- Nepal / Ireland Wolves
- Dates: 25 – 26 March 2024
- Captains: Rohit Paudel / Neil Rock

Twenty20 International series
- Results: Nepal won the 2-match series 2–0
- Most runs: Kushal Bhurtel (62) / Stephen Doheny (72)
- Most wickets: Kushal Malla (4) / Ben White (3)

= Ireland Wolves cricket team in Nepal in 2023–24 =

International cricket tour

The Ireland Wolves cricket team toured Nepal in March and April 2024 to play three List A and three Twenty20 (T20) matches against a Nepal A side. Before those matches, the team played a two-match T20 series against the senior Nepal men's side. This was the first tour to Nepal by an Irish representative team. The tour also marked the first-ever T20 series played by Nepal A.

☆ ☆ ☆ ☆

Exercises:
• 1. Transcribe part of the tour summary, beginning at the words "- Nepal / Ireland" and stopping after the words "Ben White (3)".
• 2. In the tour summary, who captained the Ireland Wolves?

Record set:
☆ ☆ ☆ ☆

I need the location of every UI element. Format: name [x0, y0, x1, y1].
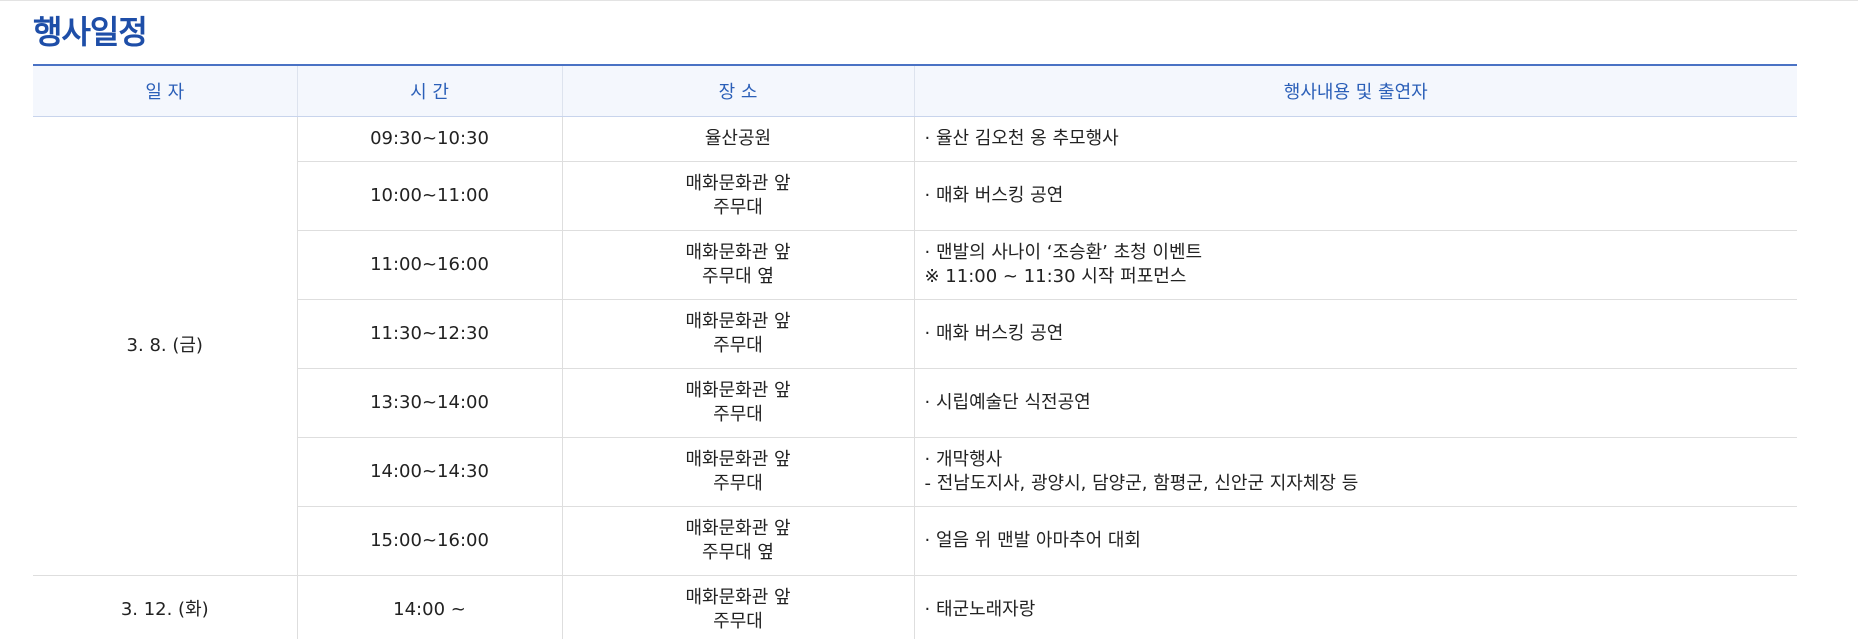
- column-header-place: 장 소: [561, 64, 914, 117]
- place-line: 주무대 옆: [702, 266, 774, 287]
- content-line: · 맨발의 사나이 ‘조승환’ 초청 이벤트: [924, 242, 1203, 263]
- place-line: 주무대: [713, 473, 763, 494]
- content-cell: · 율산 김오천 옹 추모행사: [913, 116, 1797, 162]
- content-cell: · 매화 버스킹 공연: [913, 299, 1797, 369]
- place-line: 매화문화관 앞: [685, 242, 791, 263]
- page-title: 행사일정: [33, 13, 148, 51]
- place-cell: 매화문화관 앞 주무대: [561, 437, 914, 507]
- place-line: 매화문화관 앞: [685, 173, 791, 194]
- place-line: 주무대: [713, 335, 763, 356]
- place-cell: 매화문화관 앞 주무대: [561, 161, 914, 231]
- table-row: 3. 12. (화) 14:00 ~ 매화문화관 앞 주무대 · 태군노래자랑: [33, 575, 1797, 639]
- content-cell: · 맨발의 사나이 ‘조승환’ 초청 이벤트 ※ 11:00 ~ 11:30 시…: [913, 230, 1797, 300]
- place-line: 매화문화관 앞: [685, 449, 791, 470]
- place-line: 율산공원: [704, 128, 772, 149]
- table-row: 14:00~14:30 매화문화관 앞 주무대 · 개막행사 - 전남도지사, …: [33, 437, 1797, 507]
- content-line: · 매화 버스킹 공연: [924, 185, 1064, 206]
- time-cell: 11:30~12:30: [296, 299, 562, 369]
- content-line: · 얼음 위 맨발 아마추어 대회: [924, 530, 1142, 551]
- content-cell: · 시립예술단 식전공연: [913, 368, 1797, 438]
- time-cell: 14:00~14:30: [296, 437, 562, 507]
- place-line: 주무대 옆: [702, 542, 774, 563]
- time-cell: 15:00~16:00: [296, 506, 562, 576]
- time-cell: 11:00~16:00: [296, 230, 562, 300]
- place-line: 매화문화관 앞: [685, 587, 791, 608]
- date-cell: 3. 8. (금): [33, 116, 297, 576]
- page: 행사일정 일 자 시 간 장 소 행사내용 및 출연자 3. 8. (금) 09…: [0, 0, 1858, 639]
- time-cell: 13:30~14:00: [296, 368, 562, 438]
- table-row: 15:00~16:00 매화문화관 앞 주무대 옆 · 얼음 위 맨발 아마추어…: [33, 506, 1797, 576]
- time-cell: 10:00~11:00: [296, 161, 562, 231]
- column-header-date: 일 자: [33, 64, 297, 117]
- place-cell: 매화문화관 앞 주무대: [561, 368, 914, 438]
- column-header-time: 시 간: [296, 64, 562, 117]
- date-cell: 3. 12. (화): [33, 575, 297, 639]
- content-line: · 율산 김오천 옹 추모행사: [924, 128, 1119, 149]
- content-line: · 매화 버스킹 공연: [924, 323, 1064, 344]
- time-cell: 14:00 ~: [296, 575, 562, 639]
- place-line: 매화문화관 앞: [685, 380, 791, 401]
- content-cell: · 개막행사 - 전남도지사, 광양시, 담양군, 함평군, 신안군 지자체장 …: [913, 437, 1797, 507]
- content-line: - 전남도지사, 광양시, 담양군, 함평군, 신안군 지자체장 등: [924, 473, 1359, 494]
- table-row: 10:00~11:00 매화문화관 앞 주무대 · 매화 버스킹 공연: [33, 161, 1797, 231]
- place-line: 매화문화관 앞: [685, 518, 791, 539]
- place-line: 주무대: [713, 197, 763, 218]
- content-line: ※ 11:00 ~ 11:30 시작 퍼포먼스: [924, 266, 1187, 287]
- place-cell: 매화문화관 앞 주무대 옆: [561, 230, 914, 300]
- table-row: 13:30~14:00 매화문화관 앞 주무대 · 시립예술단 식전공연: [33, 368, 1797, 438]
- content-line: · 태군노래자랑: [924, 599, 1036, 620]
- place-cell: 율산공원: [561, 116, 914, 162]
- table-header-row: 일 자 시 간 장 소 행사내용 및 출연자: [33, 64, 1797, 117]
- place-line: 매화문화관 앞: [685, 311, 791, 332]
- table-row: 11:30~12:30 매화문화관 앞 주무대 · 매화 버스킹 공연: [33, 299, 1797, 369]
- place-cell: 매화문화관 앞 주무대: [561, 575, 914, 639]
- column-header-content: 행사내용 및 출연자: [913, 64, 1797, 117]
- time-cell: 09:30~10:30: [296, 116, 562, 162]
- content-line: · 개막행사: [924, 449, 1003, 470]
- content-cell: · 태군노래자랑: [913, 575, 1797, 639]
- place-line: 주무대: [713, 404, 763, 425]
- content-cell: · 얼음 위 맨발 아마추어 대회: [913, 506, 1797, 576]
- table-row: 11:00~16:00 매화문화관 앞 주무대 옆 · 맨발의 사나이 ‘조승환…: [33, 230, 1797, 300]
- place-cell: 매화문화관 앞 주무대: [561, 299, 914, 369]
- content-line: · 시립예술단 식전공연: [924, 392, 1091, 413]
- content-cell: · 매화 버스킹 공연: [913, 161, 1797, 231]
- place-line: 주무대: [713, 611, 763, 632]
- table-row: 3. 8. (금) 09:30~10:30 율산공원 · 율산 김오천 옹 추모…: [33, 116, 1797, 576]
- place-cell: 매화문화관 앞 주무대 옆: [561, 506, 914, 576]
- event-schedule-table: 일 자 시 간 장 소 행사내용 및 출연자 3. 8. (금) 09:30~1…: [33, 64, 1797, 639]
- top-divider: [0, 0, 1858, 1]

☆ ☆ ☆ ☆

Expected responses:
• 1.
- Nepal / Ireland Wolves
- Dates: 25 – 26 March 2024
- Captains: Rohit Paudel / Neil Rock

Twenty20 International series
- Results: Nepal won the 2-match series 2–0
- Most runs: Kushal Bhurtel (62) / Stephen Doheny (72)
- Most wickets: Kushal Malla (4) / Ben White (3)

• 2. Neil Rock